» **Listing**:
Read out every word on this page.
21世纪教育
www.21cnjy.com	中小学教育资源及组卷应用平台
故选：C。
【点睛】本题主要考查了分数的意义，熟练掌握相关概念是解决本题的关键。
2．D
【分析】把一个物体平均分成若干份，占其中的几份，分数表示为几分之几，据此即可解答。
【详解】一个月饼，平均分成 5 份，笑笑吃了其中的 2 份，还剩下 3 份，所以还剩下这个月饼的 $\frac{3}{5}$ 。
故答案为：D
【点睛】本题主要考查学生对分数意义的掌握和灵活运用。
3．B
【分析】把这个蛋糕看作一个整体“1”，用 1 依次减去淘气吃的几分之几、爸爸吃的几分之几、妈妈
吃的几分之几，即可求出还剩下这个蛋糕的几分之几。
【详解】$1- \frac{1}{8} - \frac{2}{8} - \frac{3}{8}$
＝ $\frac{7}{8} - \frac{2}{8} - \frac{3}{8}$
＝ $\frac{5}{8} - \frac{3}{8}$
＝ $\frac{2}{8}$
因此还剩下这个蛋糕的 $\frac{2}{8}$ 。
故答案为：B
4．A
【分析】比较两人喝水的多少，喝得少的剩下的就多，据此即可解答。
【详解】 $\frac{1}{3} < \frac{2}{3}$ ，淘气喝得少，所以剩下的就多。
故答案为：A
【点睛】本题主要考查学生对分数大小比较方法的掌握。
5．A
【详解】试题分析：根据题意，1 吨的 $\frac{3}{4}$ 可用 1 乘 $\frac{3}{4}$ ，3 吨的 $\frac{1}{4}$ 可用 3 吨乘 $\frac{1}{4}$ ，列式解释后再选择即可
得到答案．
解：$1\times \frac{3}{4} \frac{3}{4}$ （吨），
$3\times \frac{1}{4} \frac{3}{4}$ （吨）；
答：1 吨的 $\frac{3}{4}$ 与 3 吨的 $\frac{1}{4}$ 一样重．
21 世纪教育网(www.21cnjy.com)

» **Direction**:
The data above must be returned in full, exactly as written.

» **Complete output**:
Read out every word on this page.
21世纪教育
www.21cnjy.com	中小学教育资源及组卷应用平台
故选：C。
【点睛】本题主要考查了分数的意义，熟练掌握相关概念是解决本题的关键。
2．D
【分析】把一个物体平均分成若干份，占其中的几份，分数表示为几分之几，据此即可解答。
【详解】一个月饼，平均分成 5 份，笑笑吃了其中的 2 份，还剩下 3 份，所以还剩下这个月饼的 $\frac{3}{5}$ 。
故答案为：D
【点睛】本题主要考查学生对分数意义的掌握和灵活运用。
3．B
【分析】把这个蛋糕看作一个整体“1”，用 1 依次减去淘气吃的几分之几、爸爸吃的几分之几、妈妈
吃的几分之几，即可求出还剩下这个蛋糕的几分之几。
【详解】$1- \frac{1}{8} - \frac{2}{8} - \frac{3}{8}$
＝ $\frac{7}{8} - \frac{2}{8} - \frac{3}{8}$
＝ $\frac{5}{8} - \frac{3}{8}$
＝ $\frac{2}{8}$
因此还剩下这个蛋糕的 $\frac{2}{8}$ 。
故答案为：B
4．A
【分析】比较两人喝水的多少，喝得少的剩下的就多，据此即可解答。
【详解】 $\frac{1}{3} < \frac{2}{3}$ ，淘气喝得少，所以剩下的就多。
故答案为：A
【点睛】本题主要考查学生对分数大小比较方法的掌握。
5．A
【详解】试题分析：根据题意，1 吨的 $\frac{3}{4}$ 可用 1 乘 $\frac{3}{4}$ ，3 吨的 $\frac{1}{4}$ 可用 3 吨乘 $\frac{1}{4}$ ，列式解释后再选择即可
得到答案．
解：$1\times \frac{3}{4} \frac{3}{4}$ （吨），
$3\times \frac{1}{4} \frac{3}{4}$ （吨）；
答：1 吨的 $\frac{3}{4}$ 与 3 吨的 $\frac{1}{4}$ 一样重．
21 世纪教育网(www.21cnjy.com)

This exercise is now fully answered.